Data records
☆ ☆ ☆ ☆ ☆ ☆ ☆
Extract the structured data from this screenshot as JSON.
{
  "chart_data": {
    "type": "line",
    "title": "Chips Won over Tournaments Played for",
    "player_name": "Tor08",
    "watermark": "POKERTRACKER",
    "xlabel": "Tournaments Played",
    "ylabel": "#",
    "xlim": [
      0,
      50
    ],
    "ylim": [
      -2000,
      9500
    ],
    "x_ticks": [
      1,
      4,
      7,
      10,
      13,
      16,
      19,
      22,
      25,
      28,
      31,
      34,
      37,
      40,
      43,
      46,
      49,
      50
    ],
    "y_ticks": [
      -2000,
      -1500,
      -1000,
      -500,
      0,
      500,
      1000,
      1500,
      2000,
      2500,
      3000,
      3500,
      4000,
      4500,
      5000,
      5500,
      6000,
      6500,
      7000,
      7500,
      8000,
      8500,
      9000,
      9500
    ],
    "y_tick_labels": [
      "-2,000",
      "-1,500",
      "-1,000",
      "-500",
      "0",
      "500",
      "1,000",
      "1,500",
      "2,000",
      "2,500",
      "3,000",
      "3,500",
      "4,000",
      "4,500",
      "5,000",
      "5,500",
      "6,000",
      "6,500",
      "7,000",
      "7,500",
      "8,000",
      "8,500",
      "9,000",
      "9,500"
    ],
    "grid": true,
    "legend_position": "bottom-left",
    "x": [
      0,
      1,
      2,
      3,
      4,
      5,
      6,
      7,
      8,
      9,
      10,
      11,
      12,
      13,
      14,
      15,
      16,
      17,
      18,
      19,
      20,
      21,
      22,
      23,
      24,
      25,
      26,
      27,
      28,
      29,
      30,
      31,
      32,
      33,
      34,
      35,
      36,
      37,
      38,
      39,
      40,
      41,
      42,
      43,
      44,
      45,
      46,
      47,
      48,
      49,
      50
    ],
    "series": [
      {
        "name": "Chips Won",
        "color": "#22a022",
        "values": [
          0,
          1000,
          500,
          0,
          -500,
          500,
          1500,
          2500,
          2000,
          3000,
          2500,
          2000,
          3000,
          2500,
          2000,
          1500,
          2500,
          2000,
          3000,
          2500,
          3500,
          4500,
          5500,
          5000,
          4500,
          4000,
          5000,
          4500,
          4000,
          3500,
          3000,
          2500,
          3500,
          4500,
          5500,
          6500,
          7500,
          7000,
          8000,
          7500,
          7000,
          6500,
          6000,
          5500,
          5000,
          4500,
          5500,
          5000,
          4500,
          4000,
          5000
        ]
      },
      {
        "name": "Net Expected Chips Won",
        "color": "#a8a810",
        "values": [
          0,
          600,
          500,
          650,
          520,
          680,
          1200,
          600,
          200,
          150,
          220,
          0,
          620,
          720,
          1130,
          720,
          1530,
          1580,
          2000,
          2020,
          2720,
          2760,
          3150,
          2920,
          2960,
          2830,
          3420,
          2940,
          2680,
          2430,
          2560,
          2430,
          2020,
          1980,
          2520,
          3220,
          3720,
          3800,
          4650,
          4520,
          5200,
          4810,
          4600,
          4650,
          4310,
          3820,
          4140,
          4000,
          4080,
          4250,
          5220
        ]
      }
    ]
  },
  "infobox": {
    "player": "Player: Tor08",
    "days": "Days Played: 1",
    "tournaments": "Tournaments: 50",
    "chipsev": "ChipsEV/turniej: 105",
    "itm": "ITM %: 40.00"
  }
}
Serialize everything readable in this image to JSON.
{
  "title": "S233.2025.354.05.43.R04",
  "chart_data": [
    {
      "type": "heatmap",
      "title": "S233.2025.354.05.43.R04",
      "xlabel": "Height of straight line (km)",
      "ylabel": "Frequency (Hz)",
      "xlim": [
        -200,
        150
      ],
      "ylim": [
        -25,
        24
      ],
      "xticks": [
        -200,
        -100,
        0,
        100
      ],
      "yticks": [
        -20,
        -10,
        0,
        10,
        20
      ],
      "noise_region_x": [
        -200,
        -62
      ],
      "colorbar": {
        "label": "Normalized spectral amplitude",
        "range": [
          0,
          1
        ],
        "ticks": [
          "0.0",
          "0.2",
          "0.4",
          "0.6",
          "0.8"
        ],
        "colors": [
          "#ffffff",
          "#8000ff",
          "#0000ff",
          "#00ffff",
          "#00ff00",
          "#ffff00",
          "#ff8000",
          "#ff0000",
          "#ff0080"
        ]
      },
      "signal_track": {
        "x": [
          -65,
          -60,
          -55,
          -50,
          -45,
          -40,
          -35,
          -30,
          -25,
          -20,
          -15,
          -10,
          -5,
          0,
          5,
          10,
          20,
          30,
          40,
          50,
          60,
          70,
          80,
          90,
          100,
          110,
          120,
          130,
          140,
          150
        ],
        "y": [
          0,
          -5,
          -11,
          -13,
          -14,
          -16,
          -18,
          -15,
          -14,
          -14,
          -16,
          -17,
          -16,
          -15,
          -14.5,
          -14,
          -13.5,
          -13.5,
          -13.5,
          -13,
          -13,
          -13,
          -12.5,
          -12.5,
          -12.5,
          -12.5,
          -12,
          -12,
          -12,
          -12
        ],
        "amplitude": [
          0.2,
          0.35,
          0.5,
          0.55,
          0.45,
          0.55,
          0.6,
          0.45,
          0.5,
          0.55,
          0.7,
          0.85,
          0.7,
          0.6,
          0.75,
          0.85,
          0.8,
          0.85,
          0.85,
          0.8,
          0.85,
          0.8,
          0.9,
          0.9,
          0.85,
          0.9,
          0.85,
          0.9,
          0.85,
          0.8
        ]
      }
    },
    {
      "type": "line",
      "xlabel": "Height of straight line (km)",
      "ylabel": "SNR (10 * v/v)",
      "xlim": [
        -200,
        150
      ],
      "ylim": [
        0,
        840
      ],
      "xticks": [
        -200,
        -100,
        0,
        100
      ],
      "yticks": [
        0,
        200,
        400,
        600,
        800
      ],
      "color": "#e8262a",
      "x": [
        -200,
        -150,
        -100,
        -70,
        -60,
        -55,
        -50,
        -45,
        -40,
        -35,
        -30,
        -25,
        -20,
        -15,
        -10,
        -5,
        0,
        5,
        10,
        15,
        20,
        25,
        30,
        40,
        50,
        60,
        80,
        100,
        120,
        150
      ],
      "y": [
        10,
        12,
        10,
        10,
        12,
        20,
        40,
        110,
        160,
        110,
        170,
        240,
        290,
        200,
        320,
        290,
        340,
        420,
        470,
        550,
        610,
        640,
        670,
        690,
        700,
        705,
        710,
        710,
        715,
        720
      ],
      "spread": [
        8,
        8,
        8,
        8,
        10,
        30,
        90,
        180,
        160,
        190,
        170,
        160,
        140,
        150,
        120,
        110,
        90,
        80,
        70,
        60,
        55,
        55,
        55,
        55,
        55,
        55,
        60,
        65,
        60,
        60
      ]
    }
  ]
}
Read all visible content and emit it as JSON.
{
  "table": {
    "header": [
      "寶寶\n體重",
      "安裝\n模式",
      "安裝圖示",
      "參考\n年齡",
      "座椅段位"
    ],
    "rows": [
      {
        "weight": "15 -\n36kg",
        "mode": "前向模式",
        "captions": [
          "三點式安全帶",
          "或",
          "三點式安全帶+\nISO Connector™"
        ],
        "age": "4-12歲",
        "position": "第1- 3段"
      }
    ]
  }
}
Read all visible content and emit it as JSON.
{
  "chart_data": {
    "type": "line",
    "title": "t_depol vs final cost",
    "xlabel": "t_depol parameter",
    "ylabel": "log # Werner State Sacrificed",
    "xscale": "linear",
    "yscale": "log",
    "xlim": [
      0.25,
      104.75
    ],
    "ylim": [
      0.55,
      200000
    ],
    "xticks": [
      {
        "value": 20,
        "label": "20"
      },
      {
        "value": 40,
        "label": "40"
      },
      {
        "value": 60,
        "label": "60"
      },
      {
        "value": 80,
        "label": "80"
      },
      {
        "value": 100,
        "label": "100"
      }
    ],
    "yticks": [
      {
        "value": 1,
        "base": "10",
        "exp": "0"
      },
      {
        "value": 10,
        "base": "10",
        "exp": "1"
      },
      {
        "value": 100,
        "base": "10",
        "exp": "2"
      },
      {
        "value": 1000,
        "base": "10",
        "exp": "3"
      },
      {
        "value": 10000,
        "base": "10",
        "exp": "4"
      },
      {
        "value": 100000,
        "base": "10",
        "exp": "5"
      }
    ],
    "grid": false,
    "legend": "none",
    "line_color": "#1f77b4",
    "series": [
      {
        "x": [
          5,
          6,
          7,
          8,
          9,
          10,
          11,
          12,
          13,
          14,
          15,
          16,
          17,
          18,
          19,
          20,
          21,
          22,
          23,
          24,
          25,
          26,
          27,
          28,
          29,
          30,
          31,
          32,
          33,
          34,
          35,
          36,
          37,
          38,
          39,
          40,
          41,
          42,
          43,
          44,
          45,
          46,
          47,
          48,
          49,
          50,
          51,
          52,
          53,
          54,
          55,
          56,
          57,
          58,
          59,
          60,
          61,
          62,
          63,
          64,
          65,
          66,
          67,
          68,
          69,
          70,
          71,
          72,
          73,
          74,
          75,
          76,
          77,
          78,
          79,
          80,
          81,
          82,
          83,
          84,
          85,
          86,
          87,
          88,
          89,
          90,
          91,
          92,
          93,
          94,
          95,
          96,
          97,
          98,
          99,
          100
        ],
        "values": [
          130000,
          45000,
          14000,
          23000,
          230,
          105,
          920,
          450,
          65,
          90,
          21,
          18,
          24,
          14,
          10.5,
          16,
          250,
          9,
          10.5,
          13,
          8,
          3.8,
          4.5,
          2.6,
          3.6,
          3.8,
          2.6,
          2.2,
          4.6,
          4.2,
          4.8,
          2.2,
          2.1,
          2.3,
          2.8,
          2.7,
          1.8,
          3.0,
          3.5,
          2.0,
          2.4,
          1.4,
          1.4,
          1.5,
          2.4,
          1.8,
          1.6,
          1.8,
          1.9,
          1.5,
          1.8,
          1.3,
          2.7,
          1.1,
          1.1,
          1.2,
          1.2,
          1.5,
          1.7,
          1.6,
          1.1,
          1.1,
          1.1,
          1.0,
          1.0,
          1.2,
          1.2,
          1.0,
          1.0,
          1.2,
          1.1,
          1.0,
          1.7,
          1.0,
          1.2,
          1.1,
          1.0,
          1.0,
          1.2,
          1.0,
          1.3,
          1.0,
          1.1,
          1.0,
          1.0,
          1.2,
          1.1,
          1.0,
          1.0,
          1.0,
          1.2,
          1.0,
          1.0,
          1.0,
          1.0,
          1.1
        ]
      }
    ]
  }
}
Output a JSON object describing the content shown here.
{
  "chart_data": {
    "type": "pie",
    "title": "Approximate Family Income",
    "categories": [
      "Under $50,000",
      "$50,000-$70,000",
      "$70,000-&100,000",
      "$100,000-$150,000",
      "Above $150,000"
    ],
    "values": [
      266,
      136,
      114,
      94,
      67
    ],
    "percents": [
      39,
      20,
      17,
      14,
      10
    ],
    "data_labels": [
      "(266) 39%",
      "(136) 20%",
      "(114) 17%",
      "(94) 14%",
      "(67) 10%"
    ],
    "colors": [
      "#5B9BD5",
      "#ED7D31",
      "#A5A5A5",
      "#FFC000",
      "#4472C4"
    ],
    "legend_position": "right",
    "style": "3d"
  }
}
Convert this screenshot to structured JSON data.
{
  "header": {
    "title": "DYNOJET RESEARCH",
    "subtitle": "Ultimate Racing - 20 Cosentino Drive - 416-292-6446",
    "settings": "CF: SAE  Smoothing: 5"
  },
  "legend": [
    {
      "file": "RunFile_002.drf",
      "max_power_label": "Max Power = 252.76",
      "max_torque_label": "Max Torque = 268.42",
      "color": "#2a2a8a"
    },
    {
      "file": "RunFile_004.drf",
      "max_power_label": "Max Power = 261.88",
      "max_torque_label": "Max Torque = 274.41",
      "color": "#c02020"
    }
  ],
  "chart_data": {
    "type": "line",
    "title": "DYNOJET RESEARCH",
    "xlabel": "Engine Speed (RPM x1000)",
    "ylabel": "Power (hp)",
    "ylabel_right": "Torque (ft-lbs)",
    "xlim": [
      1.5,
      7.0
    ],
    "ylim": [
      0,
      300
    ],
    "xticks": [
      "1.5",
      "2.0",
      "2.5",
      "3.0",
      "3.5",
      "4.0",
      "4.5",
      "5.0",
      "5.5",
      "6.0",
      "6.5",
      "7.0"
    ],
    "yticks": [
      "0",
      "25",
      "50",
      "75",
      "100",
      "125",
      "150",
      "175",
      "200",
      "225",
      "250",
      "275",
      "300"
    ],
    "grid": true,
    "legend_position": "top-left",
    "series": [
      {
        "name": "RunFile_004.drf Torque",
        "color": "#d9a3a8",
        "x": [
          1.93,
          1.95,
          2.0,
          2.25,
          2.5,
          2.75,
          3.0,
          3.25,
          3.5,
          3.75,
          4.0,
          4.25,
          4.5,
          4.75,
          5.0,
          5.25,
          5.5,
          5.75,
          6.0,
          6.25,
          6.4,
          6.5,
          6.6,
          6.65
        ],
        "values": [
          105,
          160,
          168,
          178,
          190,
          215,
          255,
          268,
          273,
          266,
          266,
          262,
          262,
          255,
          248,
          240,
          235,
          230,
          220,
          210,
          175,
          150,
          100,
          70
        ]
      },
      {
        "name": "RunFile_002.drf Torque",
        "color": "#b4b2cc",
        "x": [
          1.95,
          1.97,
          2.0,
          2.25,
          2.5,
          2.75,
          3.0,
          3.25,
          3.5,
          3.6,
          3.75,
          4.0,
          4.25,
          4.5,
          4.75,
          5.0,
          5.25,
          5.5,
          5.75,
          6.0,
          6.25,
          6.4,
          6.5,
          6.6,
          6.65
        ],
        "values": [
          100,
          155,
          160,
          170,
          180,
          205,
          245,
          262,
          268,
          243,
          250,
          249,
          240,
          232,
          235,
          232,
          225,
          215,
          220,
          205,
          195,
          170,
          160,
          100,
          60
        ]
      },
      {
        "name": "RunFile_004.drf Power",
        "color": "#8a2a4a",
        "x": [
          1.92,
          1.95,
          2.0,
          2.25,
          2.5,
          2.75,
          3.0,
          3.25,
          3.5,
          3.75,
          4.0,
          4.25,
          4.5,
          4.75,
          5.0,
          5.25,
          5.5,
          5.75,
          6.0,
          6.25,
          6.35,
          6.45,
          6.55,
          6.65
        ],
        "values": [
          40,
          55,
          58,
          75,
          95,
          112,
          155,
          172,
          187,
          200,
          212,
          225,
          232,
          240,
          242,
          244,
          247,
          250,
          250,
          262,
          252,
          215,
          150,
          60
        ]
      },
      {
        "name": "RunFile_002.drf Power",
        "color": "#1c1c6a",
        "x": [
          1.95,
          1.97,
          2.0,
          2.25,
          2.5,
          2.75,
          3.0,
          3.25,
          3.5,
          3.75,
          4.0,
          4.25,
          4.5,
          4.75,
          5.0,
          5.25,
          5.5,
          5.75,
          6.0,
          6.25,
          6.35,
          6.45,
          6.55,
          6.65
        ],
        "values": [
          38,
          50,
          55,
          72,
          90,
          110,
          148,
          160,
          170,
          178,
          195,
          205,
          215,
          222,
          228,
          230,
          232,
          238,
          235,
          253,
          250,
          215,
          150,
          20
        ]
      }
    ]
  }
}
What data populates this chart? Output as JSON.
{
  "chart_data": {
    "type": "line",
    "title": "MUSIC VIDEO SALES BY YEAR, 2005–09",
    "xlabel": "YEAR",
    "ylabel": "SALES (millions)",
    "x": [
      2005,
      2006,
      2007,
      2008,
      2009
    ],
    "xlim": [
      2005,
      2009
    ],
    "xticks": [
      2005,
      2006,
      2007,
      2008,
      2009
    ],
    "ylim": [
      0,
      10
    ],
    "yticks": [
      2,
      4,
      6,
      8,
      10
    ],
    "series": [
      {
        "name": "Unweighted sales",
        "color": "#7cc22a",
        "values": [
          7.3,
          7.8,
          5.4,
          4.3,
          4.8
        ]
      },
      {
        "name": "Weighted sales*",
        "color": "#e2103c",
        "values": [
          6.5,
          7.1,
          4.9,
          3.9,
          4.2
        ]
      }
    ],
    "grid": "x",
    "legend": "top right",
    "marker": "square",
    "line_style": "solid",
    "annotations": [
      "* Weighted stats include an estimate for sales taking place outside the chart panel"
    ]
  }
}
☆ ☆ ☆ ☆ ☆ ☆ ☆
Copy out every line that includes the word "Tournaments".

## TASK SOLUTION
    "title": "Chips Won over Tournaments Played for",
    "xlabel": "Tournaments Played",
    "tournaments": "Tournaments: 50",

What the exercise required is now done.